— START RECORDS SUPPLIED —

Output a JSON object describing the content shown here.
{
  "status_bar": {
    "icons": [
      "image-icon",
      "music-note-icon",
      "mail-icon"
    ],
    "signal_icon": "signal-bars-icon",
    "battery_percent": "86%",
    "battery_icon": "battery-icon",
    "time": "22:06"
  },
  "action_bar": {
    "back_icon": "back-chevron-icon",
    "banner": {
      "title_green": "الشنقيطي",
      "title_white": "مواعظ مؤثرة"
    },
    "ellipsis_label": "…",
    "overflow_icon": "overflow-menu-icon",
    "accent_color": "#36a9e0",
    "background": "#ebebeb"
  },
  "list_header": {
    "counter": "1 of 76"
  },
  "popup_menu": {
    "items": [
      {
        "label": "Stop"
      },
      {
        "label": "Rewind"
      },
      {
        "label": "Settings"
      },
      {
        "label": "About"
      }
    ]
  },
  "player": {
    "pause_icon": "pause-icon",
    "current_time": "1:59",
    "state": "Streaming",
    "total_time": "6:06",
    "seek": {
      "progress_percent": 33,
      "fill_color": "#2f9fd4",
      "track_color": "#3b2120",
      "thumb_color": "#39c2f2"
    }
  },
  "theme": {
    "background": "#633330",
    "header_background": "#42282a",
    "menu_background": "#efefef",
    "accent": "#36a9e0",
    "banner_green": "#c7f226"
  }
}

— END RECORDS SUPPLIED —

- [EXERCISE] Copy the material above back out, exactly as written.

- [TASK ANSWER]
Output a JSON object describing the content shown here.
{
  "status_bar": {
    "icons": [
      "image-icon",
      "music-note-icon",
      "mail-icon"
    ],
    "signal_icon": "signal-bars-icon",
    "battery_percent": "86%",
    "battery_icon": "battery-icon",
    "time": "22:06"
  },
  "action_bar": {
    "back_icon": "back-chevron-icon",
    "banner": {
      "title_green": "الشنقيطي",
      "title_white": "مواعظ مؤثرة"
    },
    "ellipsis_label": "…",
    "overflow_icon": "overflow-menu-icon",
    "accent_color": "#36a9e0",
    "background": "#ebebeb"
  },
  "list_header": {
    "counter": "1 of 76"
  },
  "popup_menu": {
    "items": [
      {
        "label": "Stop"
      },
      {
        "label": "Rewind"
      },
      {
        "label": "Settings"
      },
      {
        "label": "About"
      }
    ]
  },
  "player": {
    "pause_icon": "pause-icon",
    "current_time": "1:59",
    "state": "Streaming",
    "total_time": "6:06",
    "seek": {
      "progress_percent": 33,
      "fill_color": "#2f9fd4",
      "track_color": "#3b2120",
      "thumb_color": "#39c2f2"
    }
  },
  "theme": {
    "background": "#633330",
    "header_background": "#42282a",
    "menu_background": "#efefef",
    "accent": "#36a9e0",
    "banner_green": "#c7f226"
  }
}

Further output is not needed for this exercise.